Task directions - Where a line contains the string "Taxes", copy that line.

Information shown -
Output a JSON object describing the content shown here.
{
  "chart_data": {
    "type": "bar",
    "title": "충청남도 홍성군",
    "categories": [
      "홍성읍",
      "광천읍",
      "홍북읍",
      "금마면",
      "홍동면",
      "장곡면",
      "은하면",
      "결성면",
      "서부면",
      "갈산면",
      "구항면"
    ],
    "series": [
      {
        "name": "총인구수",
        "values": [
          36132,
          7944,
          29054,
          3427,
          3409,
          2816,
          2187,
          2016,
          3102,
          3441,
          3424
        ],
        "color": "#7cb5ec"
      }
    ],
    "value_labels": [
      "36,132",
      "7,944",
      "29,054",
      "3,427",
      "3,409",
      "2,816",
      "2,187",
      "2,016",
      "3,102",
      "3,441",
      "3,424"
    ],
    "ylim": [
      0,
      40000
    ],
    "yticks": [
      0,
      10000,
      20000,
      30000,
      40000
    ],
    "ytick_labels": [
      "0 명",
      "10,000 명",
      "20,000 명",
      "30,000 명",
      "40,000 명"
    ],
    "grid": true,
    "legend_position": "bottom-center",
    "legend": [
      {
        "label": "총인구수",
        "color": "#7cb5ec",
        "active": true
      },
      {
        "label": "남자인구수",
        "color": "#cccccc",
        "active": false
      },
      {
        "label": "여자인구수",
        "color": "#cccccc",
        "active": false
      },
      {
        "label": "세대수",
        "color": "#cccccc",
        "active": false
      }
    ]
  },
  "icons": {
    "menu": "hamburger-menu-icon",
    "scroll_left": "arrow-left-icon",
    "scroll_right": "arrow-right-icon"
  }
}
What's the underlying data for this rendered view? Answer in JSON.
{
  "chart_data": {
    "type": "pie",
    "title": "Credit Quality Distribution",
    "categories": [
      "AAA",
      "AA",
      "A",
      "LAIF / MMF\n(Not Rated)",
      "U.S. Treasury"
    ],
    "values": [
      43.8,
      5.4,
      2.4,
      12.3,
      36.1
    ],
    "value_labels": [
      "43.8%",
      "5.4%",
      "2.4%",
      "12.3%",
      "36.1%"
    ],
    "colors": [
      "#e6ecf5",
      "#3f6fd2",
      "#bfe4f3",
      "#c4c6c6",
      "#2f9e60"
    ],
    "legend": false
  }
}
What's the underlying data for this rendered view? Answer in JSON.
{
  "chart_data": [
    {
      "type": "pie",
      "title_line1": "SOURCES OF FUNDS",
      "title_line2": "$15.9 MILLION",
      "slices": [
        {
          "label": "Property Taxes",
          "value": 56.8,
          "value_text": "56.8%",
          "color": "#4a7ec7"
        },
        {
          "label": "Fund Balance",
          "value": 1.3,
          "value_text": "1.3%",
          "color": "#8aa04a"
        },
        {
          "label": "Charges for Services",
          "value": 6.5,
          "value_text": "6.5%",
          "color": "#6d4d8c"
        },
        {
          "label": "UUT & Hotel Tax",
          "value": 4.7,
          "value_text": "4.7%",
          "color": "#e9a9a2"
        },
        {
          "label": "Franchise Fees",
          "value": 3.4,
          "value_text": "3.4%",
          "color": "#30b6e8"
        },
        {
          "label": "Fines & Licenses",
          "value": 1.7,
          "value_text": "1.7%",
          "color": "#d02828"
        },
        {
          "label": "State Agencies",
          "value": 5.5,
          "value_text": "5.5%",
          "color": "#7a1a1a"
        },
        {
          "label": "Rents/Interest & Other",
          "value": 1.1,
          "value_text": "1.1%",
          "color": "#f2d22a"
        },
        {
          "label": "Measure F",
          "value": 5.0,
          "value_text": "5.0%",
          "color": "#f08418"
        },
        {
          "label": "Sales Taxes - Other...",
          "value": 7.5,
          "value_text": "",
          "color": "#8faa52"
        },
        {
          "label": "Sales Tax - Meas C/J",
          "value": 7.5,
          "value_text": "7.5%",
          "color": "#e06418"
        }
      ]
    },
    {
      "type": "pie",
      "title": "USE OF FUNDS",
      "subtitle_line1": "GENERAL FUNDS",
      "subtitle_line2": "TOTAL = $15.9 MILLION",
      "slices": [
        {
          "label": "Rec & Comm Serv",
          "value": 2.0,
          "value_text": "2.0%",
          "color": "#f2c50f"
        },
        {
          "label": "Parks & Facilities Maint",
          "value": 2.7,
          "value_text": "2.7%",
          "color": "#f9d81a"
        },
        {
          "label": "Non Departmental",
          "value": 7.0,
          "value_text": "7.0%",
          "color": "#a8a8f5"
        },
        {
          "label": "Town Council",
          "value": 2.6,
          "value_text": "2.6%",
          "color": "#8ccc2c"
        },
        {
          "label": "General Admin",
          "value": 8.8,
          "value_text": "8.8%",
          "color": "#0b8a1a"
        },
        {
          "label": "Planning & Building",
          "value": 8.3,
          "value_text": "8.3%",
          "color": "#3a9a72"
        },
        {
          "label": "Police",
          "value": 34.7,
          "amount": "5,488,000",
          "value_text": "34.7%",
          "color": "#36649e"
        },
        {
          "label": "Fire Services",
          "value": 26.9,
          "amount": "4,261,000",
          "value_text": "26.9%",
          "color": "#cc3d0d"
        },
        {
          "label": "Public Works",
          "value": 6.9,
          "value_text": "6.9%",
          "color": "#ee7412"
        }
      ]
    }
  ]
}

Answer to the problem -
          "label": "Property Taxes",
          "label": "Sales Taxes - Other...",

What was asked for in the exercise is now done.